── RECORDS SHOWN ──

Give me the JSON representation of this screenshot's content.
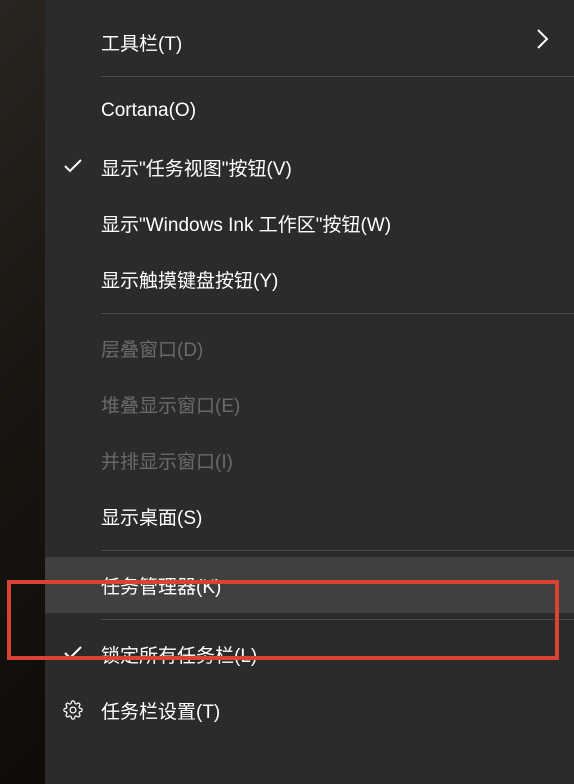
{
  "menu": {
    "items": [
      {
        "label": "工具栏(T)",
        "hasSubmenu": true,
        "checked": false,
        "disabled": false,
        "icon": null
      },
      {
        "label": "Cortana(O)",
        "hasSubmenu": false,
        "checked": false,
        "disabled": false,
        "icon": null
      },
      {
        "label": "显示\"任务视图\"按钮(V)",
        "hasSubmenu": false,
        "checked": true,
        "disabled": false,
        "icon": null
      },
      {
        "label": "显示\"Windows Ink 工作区\"按钮(W)",
        "hasSubmenu": false,
        "checked": false,
        "disabled": false,
        "icon": null
      },
      {
        "label": "显示触摸键盘按钮(Y)",
        "hasSubmenu": false,
        "checked": false,
        "disabled": false,
        "icon": null
      },
      {
        "label": "层叠窗口(D)",
        "hasSubmenu": false,
        "checked": false,
        "disabled": true,
        "icon": null
      },
      {
        "label": "堆叠显示窗口(E)",
        "hasSubmenu": false,
        "checked": false,
        "disabled": true,
        "icon": null
      },
      {
        "label": "并排显示窗口(I)",
        "hasSubmenu": false,
        "checked": false,
        "disabled": true,
        "icon": null
      },
      {
        "label": "显示桌面(S)",
        "hasSubmenu": false,
        "checked": false,
        "disabled": false,
        "icon": null
      },
      {
        "label": "任务管理器(K)",
        "hasSubmenu": false,
        "checked": false,
        "disabled": false,
        "icon": null,
        "hover": true
      },
      {
        "label": "锁定所有任务栏(L)",
        "hasSubmenu": false,
        "checked": true,
        "disabled": false,
        "icon": null
      },
      {
        "label": "任务栏设置(T)",
        "hasSubmenu": false,
        "checked": false,
        "disabled": false,
        "icon": "gear"
      }
    ]
  }
}
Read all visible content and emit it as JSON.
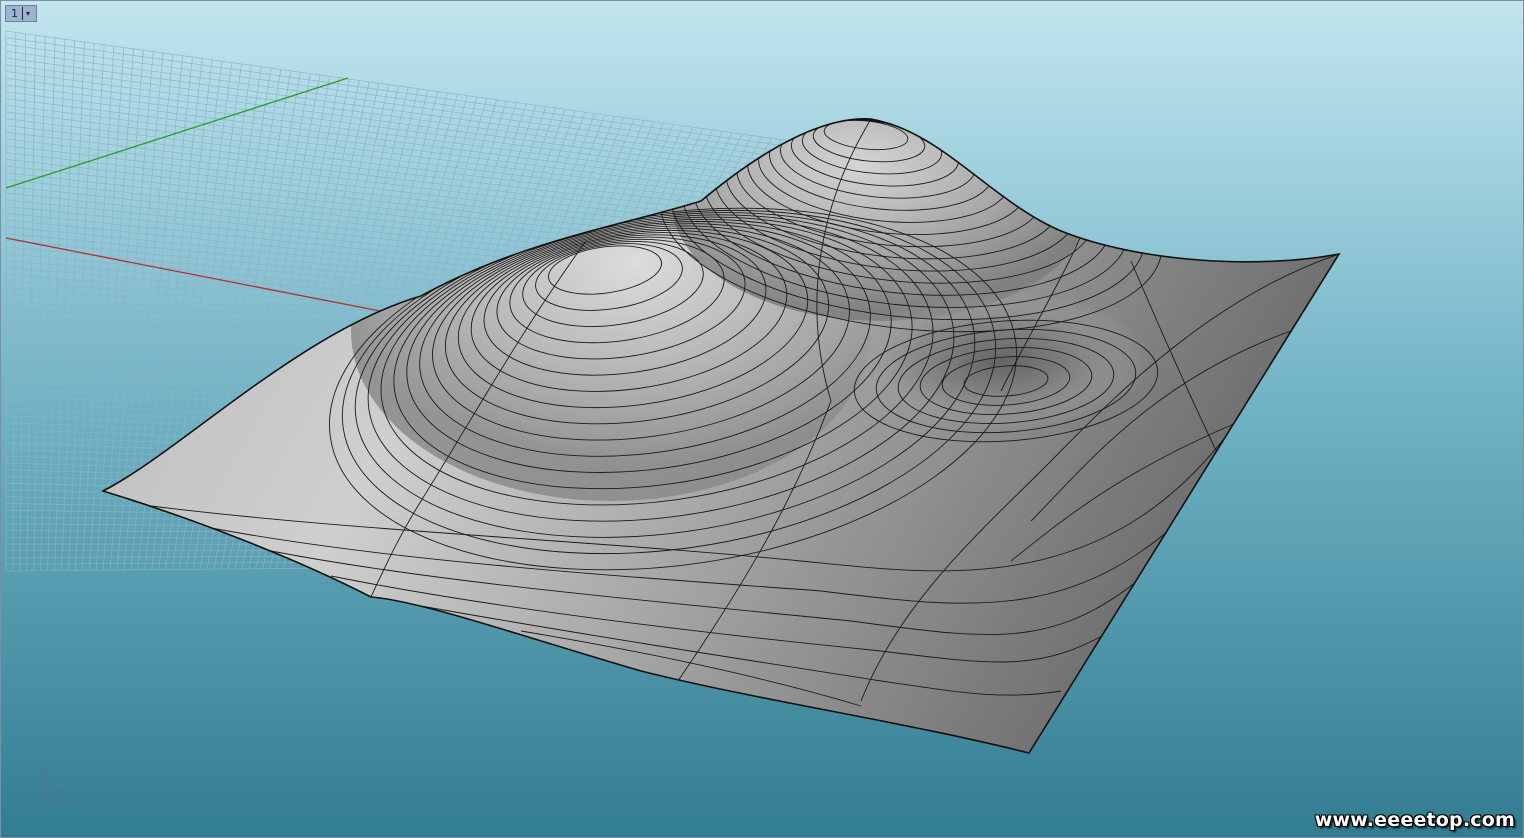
{
  "viewport": {
    "number": "1",
    "menu_arrow": "▾"
  },
  "axes_widget": {
    "z_label": "z",
    "y_label": "y",
    "x_label": "x"
  },
  "watermark": {
    "text": "www.eeeetop.com"
  },
  "colors": {
    "background_top": "#bfe3ee",
    "background_bottom": "#347e93",
    "grid_line": "#8fb2c0",
    "x_axis": "#b03030",
    "y_axis": "#2f9a2f",
    "surface": "#a9a9a9",
    "contour": "#1a1a1a"
  }
}
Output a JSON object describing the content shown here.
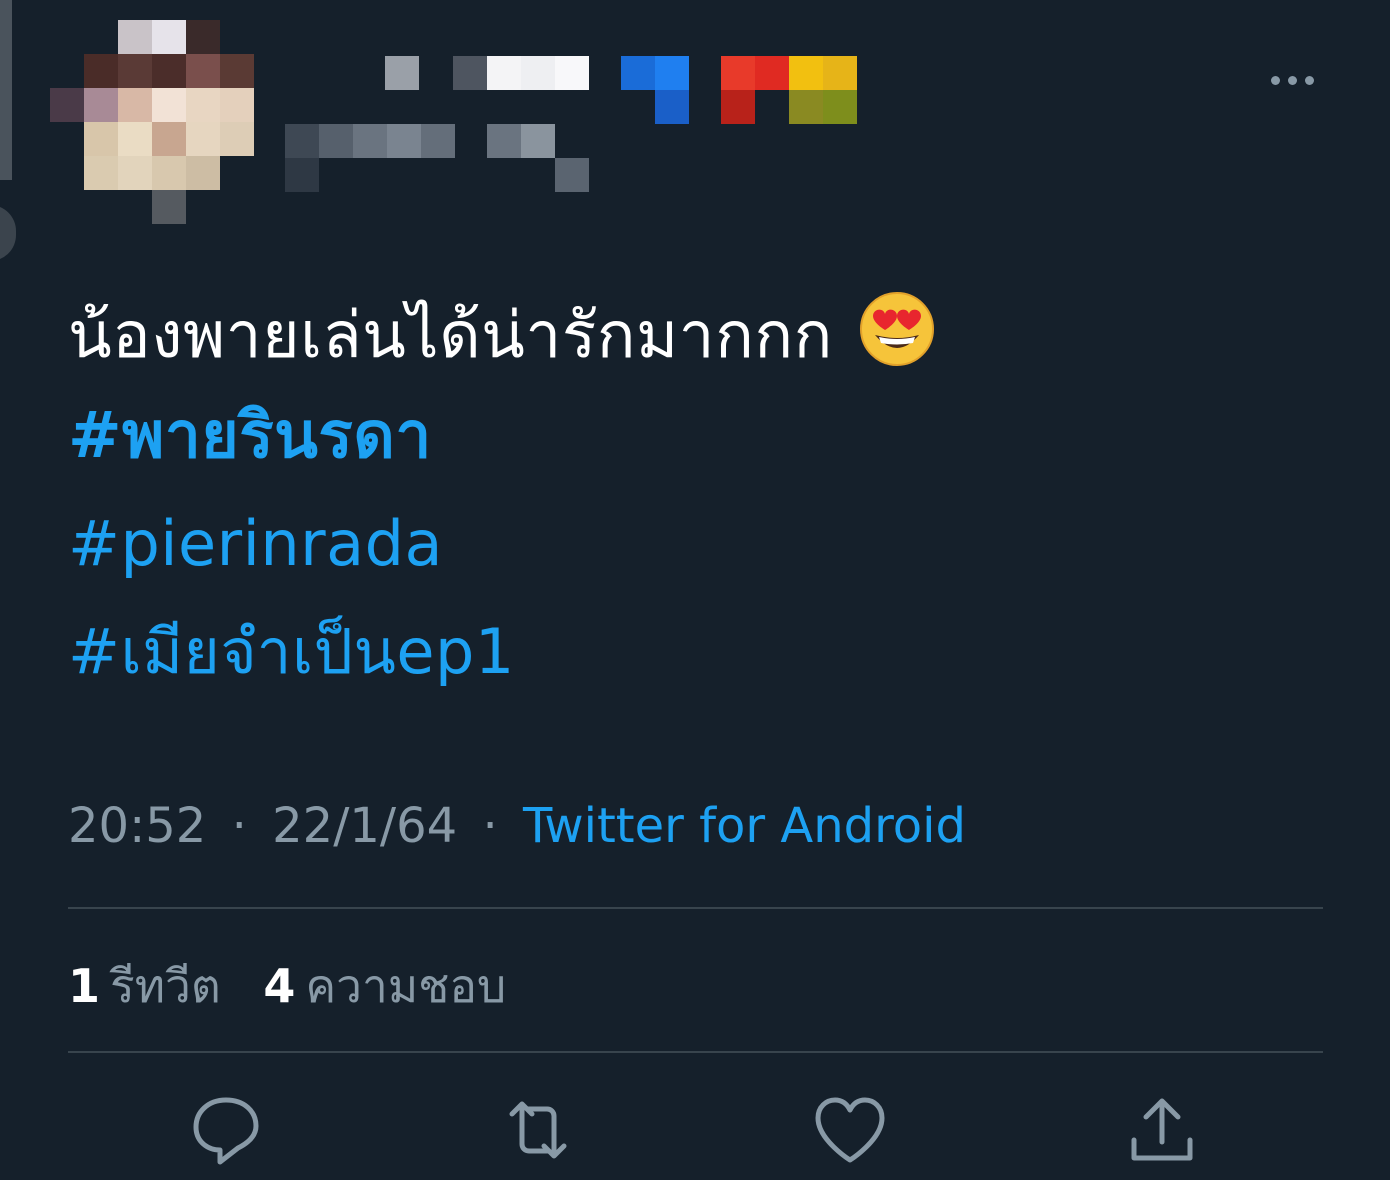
{
  "author": {
    "avatar_icon": "pixelated-avatar",
    "display_name_icon": "pixelated-display-name",
    "handle_icon": "pixelated-handle"
  },
  "tweet": {
    "text": "น้องพายเล่นได้น่ารักมากกก",
    "emoji": "smiling-face-with-heart-eyes",
    "hashtags": [
      "#พายรินรดา",
      "#pierinrada",
      "#เมียจำเป็นep1"
    ]
  },
  "meta": {
    "time": "20:52",
    "separator": "·",
    "date": "22/1/64",
    "source": "Twitter for Android"
  },
  "stats": {
    "retweets_count": "1",
    "retweets_label": "รีทวีต",
    "likes_count": "4",
    "likes_label": "ความชอบ"
  },
  "actions": {
    "reply_icon": "reply-icon",
    "retweet_icon": "retweet-icon",
    "like_icon": "heart-icon",
    "share_icon": "share-icon"
  },
  "colors": {
    "background": "#15202b",
    "text": "#ffffff",
    "secondary": "#8899a6",
    "accent": "#1da1f2",
    "divider": "#38444d"
  }
}
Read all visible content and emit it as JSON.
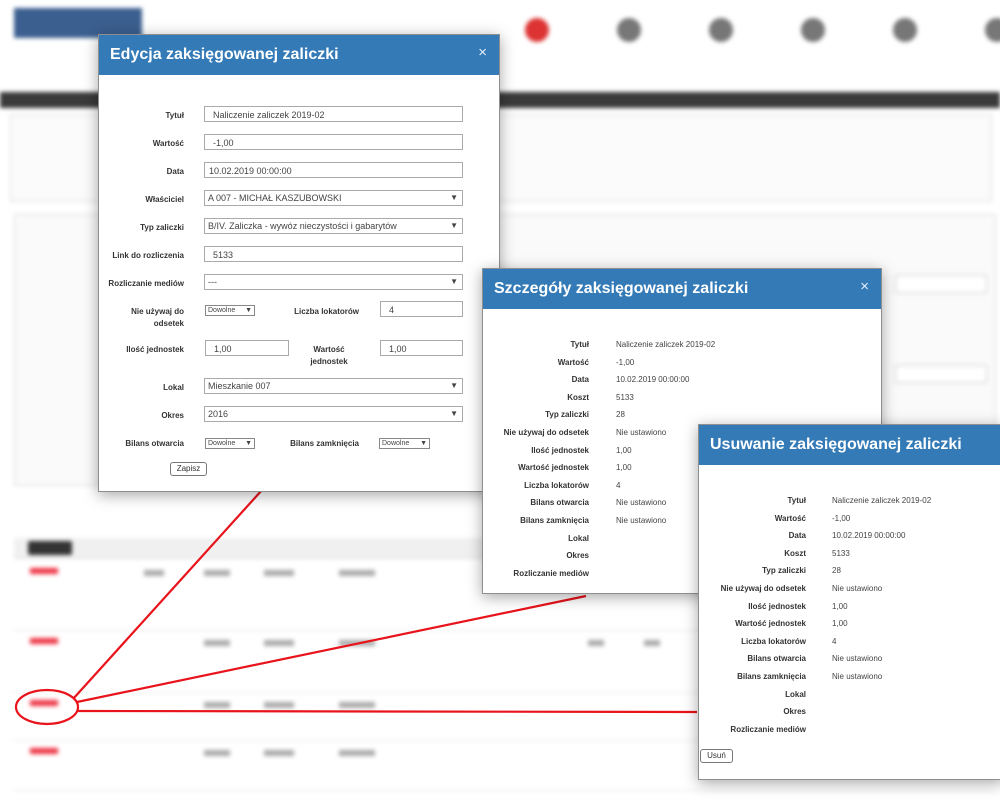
{
  "edit_modal": {
    "title": "Edycja zaksięgowanej zaliczki",
    "close": "×",
    "fields": {
      "tytul_label": "Tytuł",
      "tytul_value": "Naliczenie zaliczek 2019-02",
      "wartosc_label": "Wartość",
      "wartosc_value": "-1,00",
      "data_label": "Data",
      "data_value": "10.02.2019 00:00:00",
      "wlasciciel_label": "Właściciel",
      "wlasciciel_value": "A 007 - MICHAŁ KASZUBOWSKI",
      "typ_label": "Typ zaliczki",
      "typ_value": "B/IV. Zaliczka - wywóz nieczystości i gabarytów",
      "link_label": "Link do rozliczenia",
      "link_value": "5133",
      "rozliczanie_label": "Rozliczanie mediów",
      "rozliczanie_value": "---",
      "nie_uzywaj_label_1": "Nie używaj do",
      "nie_uzywaj_label_2": "odsetek",
      "nie_uzywaj_value": "Dowolne",
      "liczba_lokatorow_label": "Liczba lokatorów",
      "liczba_lokatorow_value": "4",
      "ilosc_jednostek_label": "Ilość jednostek",
      "ilosc_jednostek_value": "1,00",
      "wartosc_jednostek_label_1": "Wartość",
      "wartosc_jednostek_label_2": "jednostek",
      "wartosc_jednostek_value": "1,00",
      "lokal_label": "Lokal",
      "lokal_value": "Mieszkanie 007",
      "okres_label": "Okres",
      "okres_value": "2016",
      "bilans_otwarcia_label": "Bilans otwarcia",
      "bilans_otwarcia_value": "Dowolne",
      "bilans_zamkniecia_label": "Bilans zamknięcia",
      "bilans_zamkniecia_value": "Dowolne"
    },
    "save_button": "Zapisz"
  },
  "details_modal": {
    "title": "Szczegóły zaksięgowanej zaliczki",
    "close": "×",
    "rows": [
      {
        "key": "Tytuł",
        "value": "Naliczenie zaliczek 2019-02"
      },
      {
        "key": "Wartość",
        "value": "-1,00"
      },
      {
        "key": "Data",
        "value": "10.02.2019 00:00:00"
      },
      {
        "key": "Koszt",
        "value": "5133"
      },
      {
        "key": "Typ zaliczki",
        "value": "28"
      },
      {
        "key": "Nie używaj do odsetek",
        "value": "Nie ustawiono"
      },
      {
        "key": "Ilość jednostek",
        "value": "1,00"
      },
      {
        "key": "Wartość jednostek",
        "value": "1,00"
      },
      {
        "key": "Liczba lokatorów",
        "value": "4"
      },
      {
        "key": "Bilans otwarcia",
        "value": "Nie ustawiono"
      },
      {
        "key": "Bilans zamknięcia",
        "value": "Nie ustawiono"
      },
      {
        "key": "Lokal",
        "value": ""
      },
      {
        "key": "Okres",
        "value": ""
      },
      {
        "key": "Rozliczanie mediów",
        "value": ""
      }
    ]
  },
  "delete_modal": {
    "title": "Usuwanie zaksięgowanej zaliczki",
    "rows": [
      {
        "key": "Tytuł",
        "value": "Naliczenie zaliczek 2019-02"
      },
      {
        "key": "Wartość",
        "value": "-1,00"
      },
      {
        "key": "Data",
        "value": "10.02.2019 00:00:00"
      },
      {
        "key": "Koszt",
        "value": "5133"
      },
      {
        "key": "Typ zaliczki",
        "value": "28"
      },
      {
        "key": "Nie używaj do odsetek",
        "value": "Nie ustawiono"
      },
      {
        "key": "Ilość jednostek",
        "value": "1,00"
      },
      {
        "key": "Wartość jednostek",
        "value": "1,00"
      },
      {
        "key": "Liczba lokatorów",
        "value": "4"
      },
      {
        "key": "Bilans otwarcia",
        "value": "Nie ustawiono"
      },
      {
        "key": "Bilans zamknięcia",
        "value": "Nie ustawiono"
      },
      {
        "key": "Lokal",
        "value": ""
      },
      {
        "key": "Okres",
        "value": ""
      },
      {
        "key": "Rozliczanie mediów",
        "value": ""
      }
    ],
    "delete_button": "Usuń"
  },
  "colors": {
    "header_blue": "#337ab7",
    "annotation_red": "#e8131b"
  }
}
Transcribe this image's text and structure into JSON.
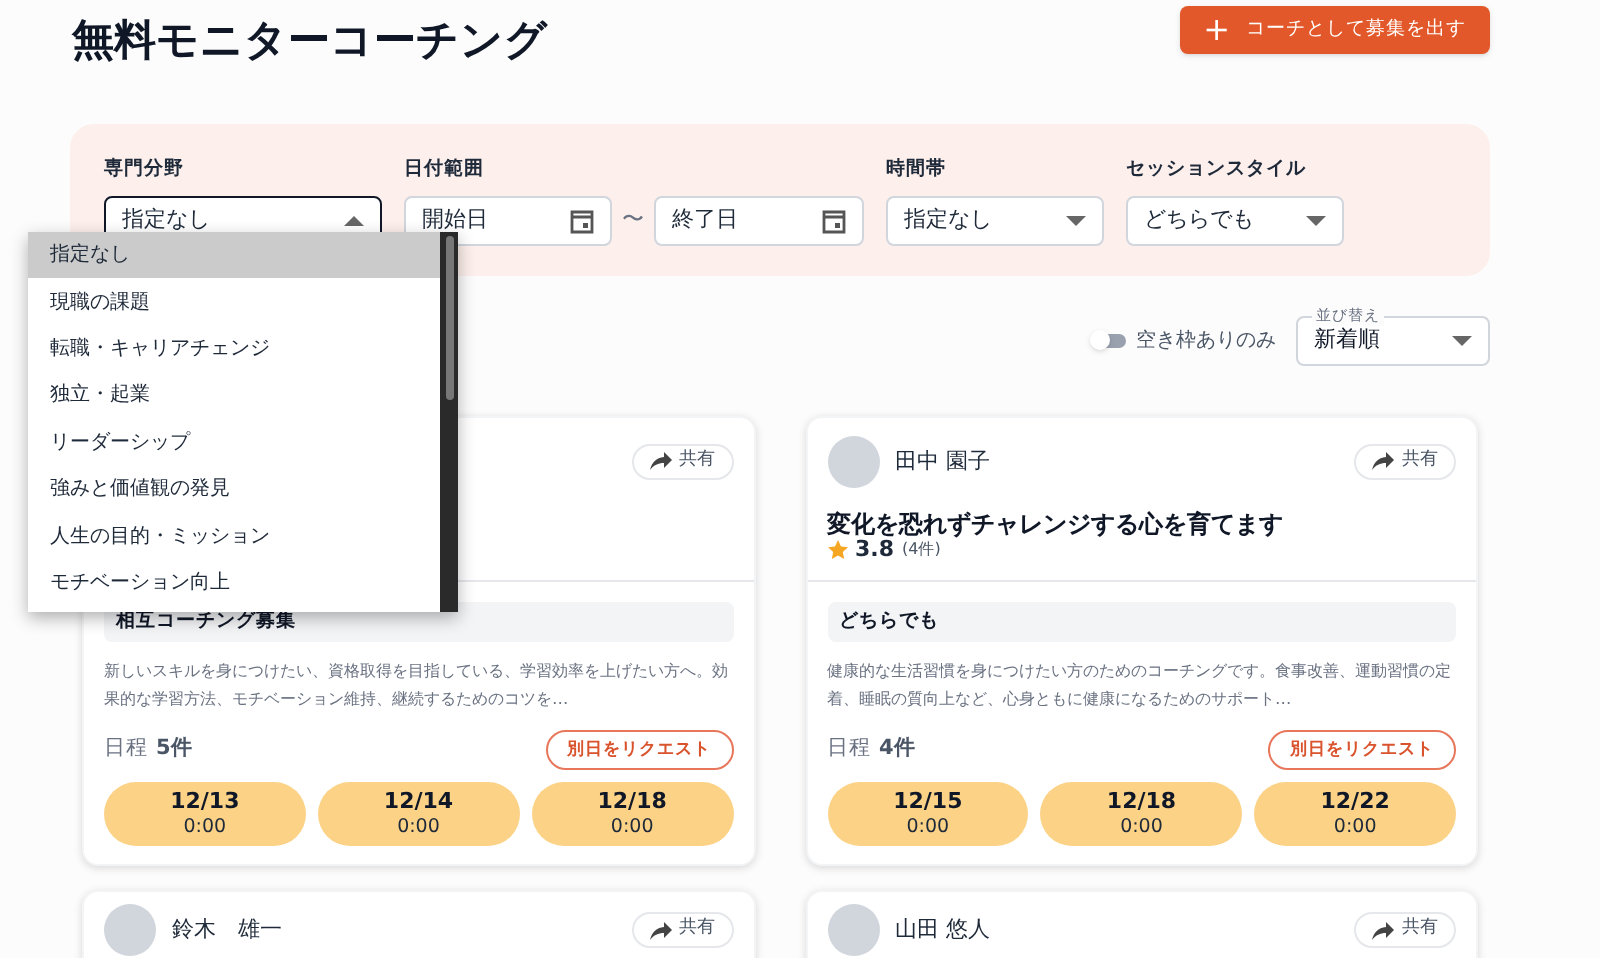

───

SHORT EXERCISE:
Locate each line containing the string "title" and show it.

THE REPLY:
    "title": "Edycja zaksięgowanej zaliczki",
    "title": "Szczegóły zaksięgowanej zaliczki",
    "title": "Usuwanie zaksięgowanej zaliczki",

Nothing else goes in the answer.